* [What is required]
Print the listing in its entirety and exactly, leaving out images.

* [Provided material]
- - -

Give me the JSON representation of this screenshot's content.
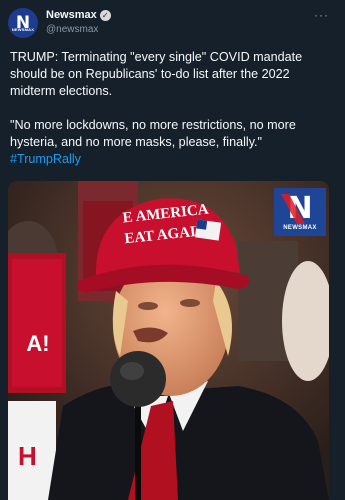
{
  "account": {
    "display_name": "Newsmax",
    "handle": "@newsmax",
    "avatar_text": "N",
    "avatar_tag": "NEWSMAX"
  },
  "tweet": {
    "paragraph1": "TRUMP: Terminating \"every single\" COVID mandate should be on Republicans' to-do list after the 2022 midterm elections.",
    "paragraph2": "\"No more lockdowns, no more restrictions, no more hysteria, and no more masks, please, finally.\" ",
    "hashtag": "#TrumpRally"
  },
  "media": {
    "hat_text_line1": "E AMERICA",
    "hat_text_line2": "EAT AGAIN",
    "sign_text_1": "A!",
    "sign_text_2": "H",
    "logo_letter": "N",
    "logo_word": "NEWSMAX"
  },
  "colors": {
    "background": "#15202b",
    "hashtag": "#1d9bf0",
    "secondary_text": "#8b98a5",
    "brand_blue": "#1e4596",
    "hat_red": "#c8102e"
  }
}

- - -

* [Response]
Give me the JSON representation of this screenshot's content.
{
  "account": {
    "display_name": "Newsmax",
    "handle": "@newsmax",
    "avatar_text": "N",
    "avatar_tag": "NEWSMAX"
  },
  "tweet": {
    "paragraph1": "TRUMP: Terminating \"every single\" COVID mandate should be on Republicans' to-do list after the 2022 midterm elections.",
    "paragraph2": "\"No more lockdowns, no more restrictions, no more hysteria, and no more masks, please, finally.\" ",
    "hashtag": "#TrumpRally"
  },
  "media": {
    "hat_text_line1": "E AMERICA",
    "hat_text_line2": "EAT AGAIN",
    "sign_text_1": "A!",
    "sign_text_2": "H",
    "logo_letter": "N",
    "logo_word": "NEWSMAX"
  },
  "colors": {
    "background": "#15202b",
    "hashtag": "#1d9bf0",
    "secondary_text": "#8b98a5",
    "brand_blue": "#1e4596",
    "hat_red": "#c8102e"
  }
}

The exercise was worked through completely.